▶ **Entries provided**:
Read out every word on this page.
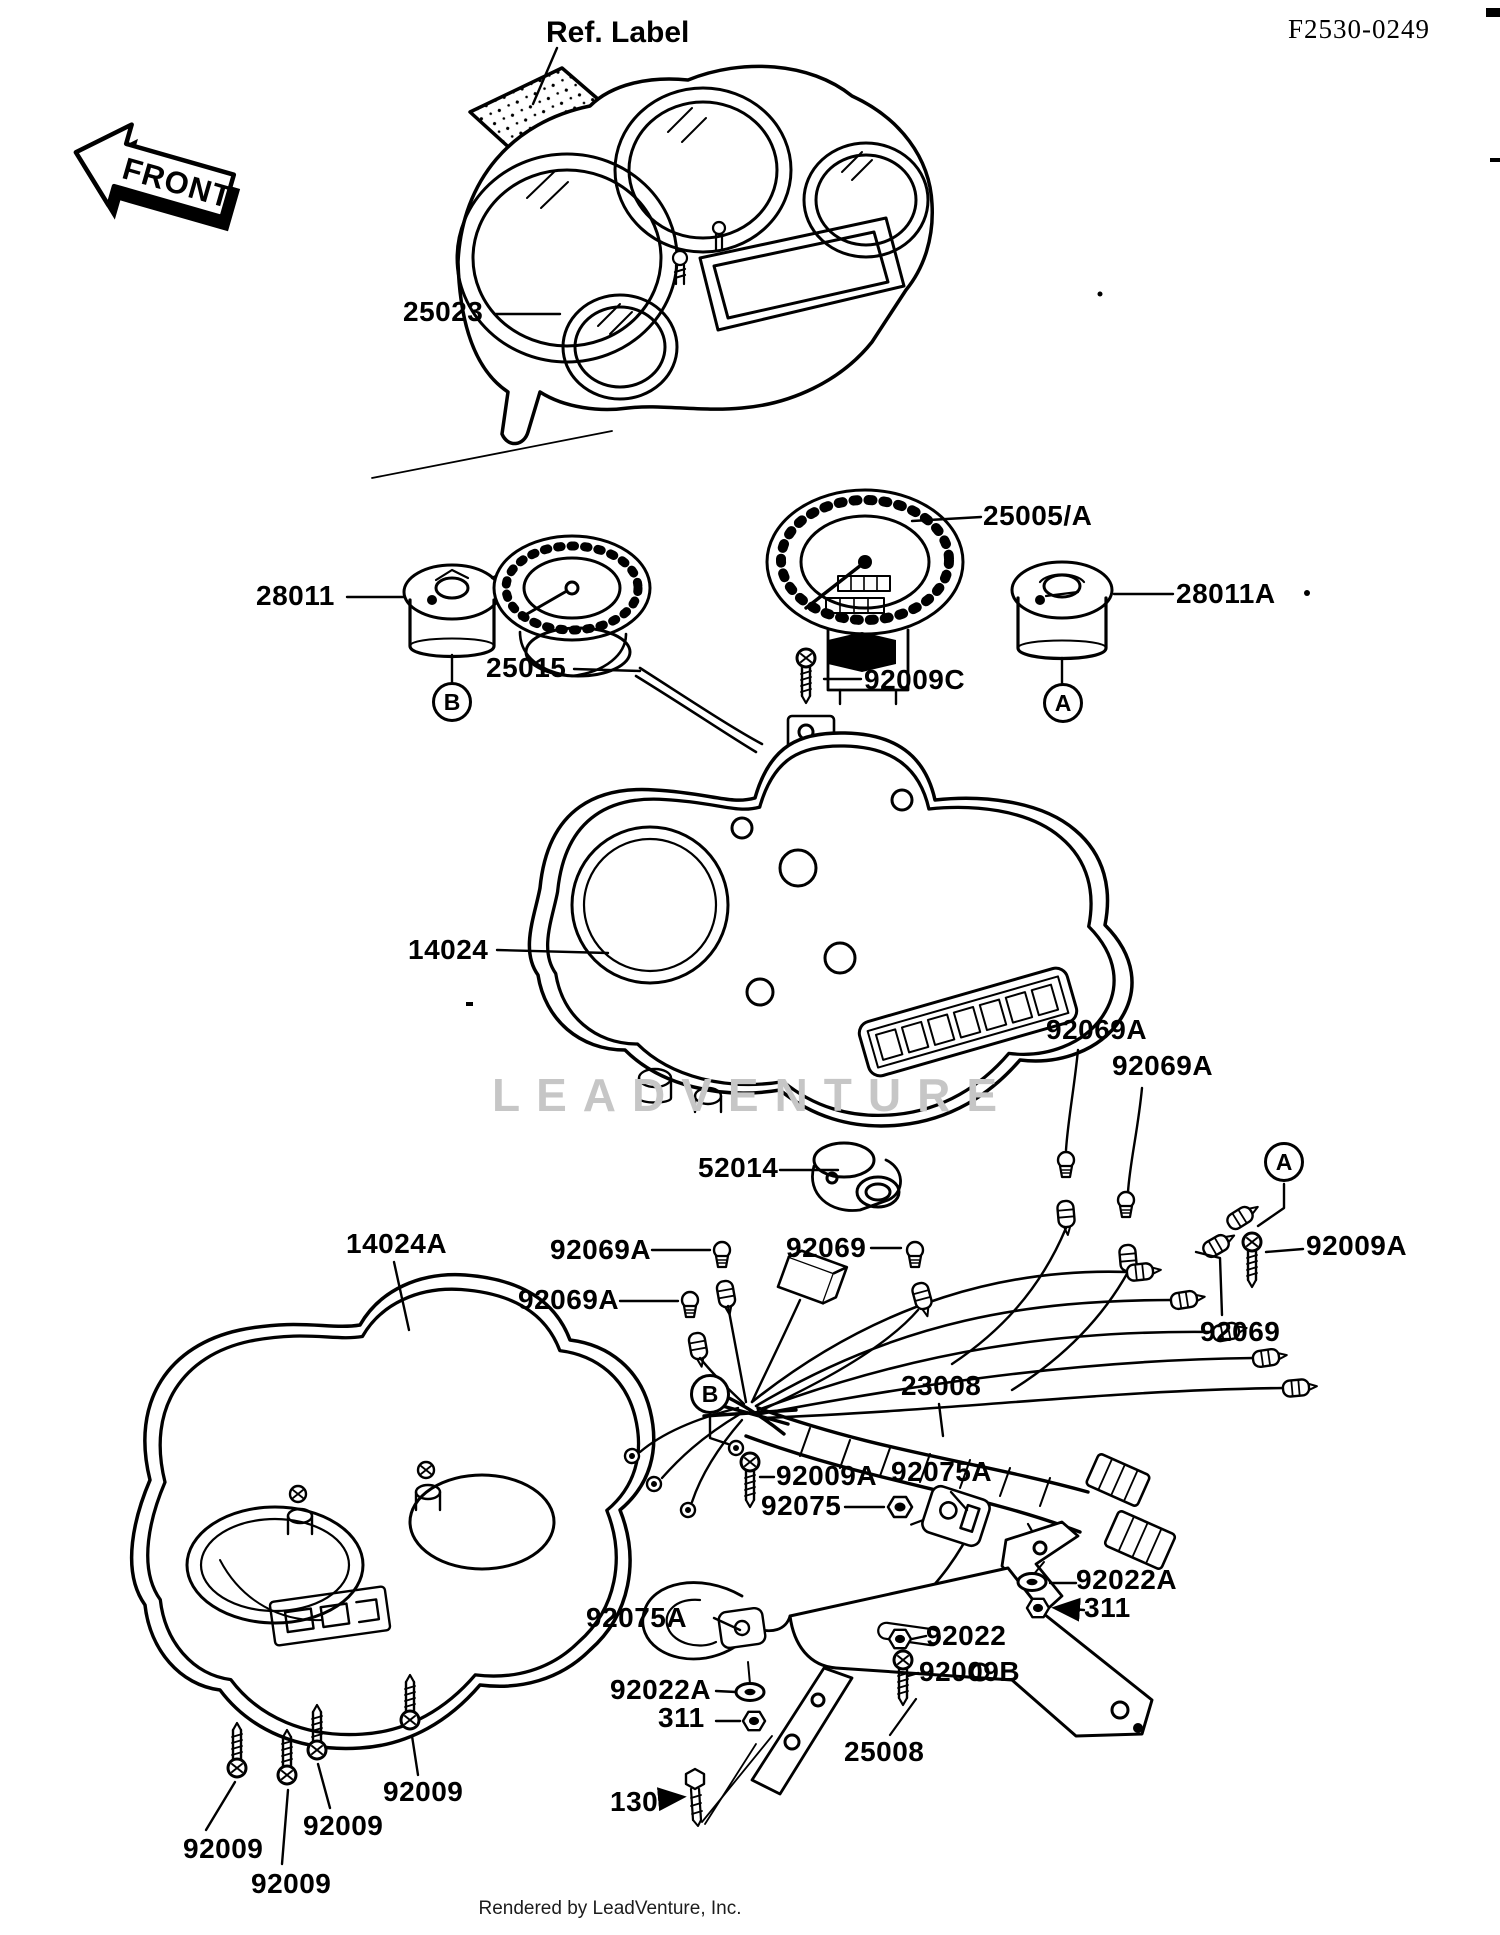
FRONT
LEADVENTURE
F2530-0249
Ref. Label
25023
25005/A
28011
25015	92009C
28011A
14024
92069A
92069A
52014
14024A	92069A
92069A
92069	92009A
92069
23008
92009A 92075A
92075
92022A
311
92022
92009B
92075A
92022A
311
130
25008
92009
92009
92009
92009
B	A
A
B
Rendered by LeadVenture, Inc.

▶ **Your instructions**: Retype the listing exactly. Pictures do not belong in the copy.

▶ **Final result**:
Read out every word on this page.
FRONT
LEADVENTURE
F2530-0249
Ref. Label
25023
25005/A
28011
25015	92009C
28011A
14024
92069A
92069A
52014
14024A	92069A
92069A
92069	92009A
92069
23008
92009A 92075A
92075
92022A
311
92022
92009B
92075A
92022A
311
130
25008
92009
92009
92009
92009
B	A
A
B
Rendered by LeadVenture, Inc.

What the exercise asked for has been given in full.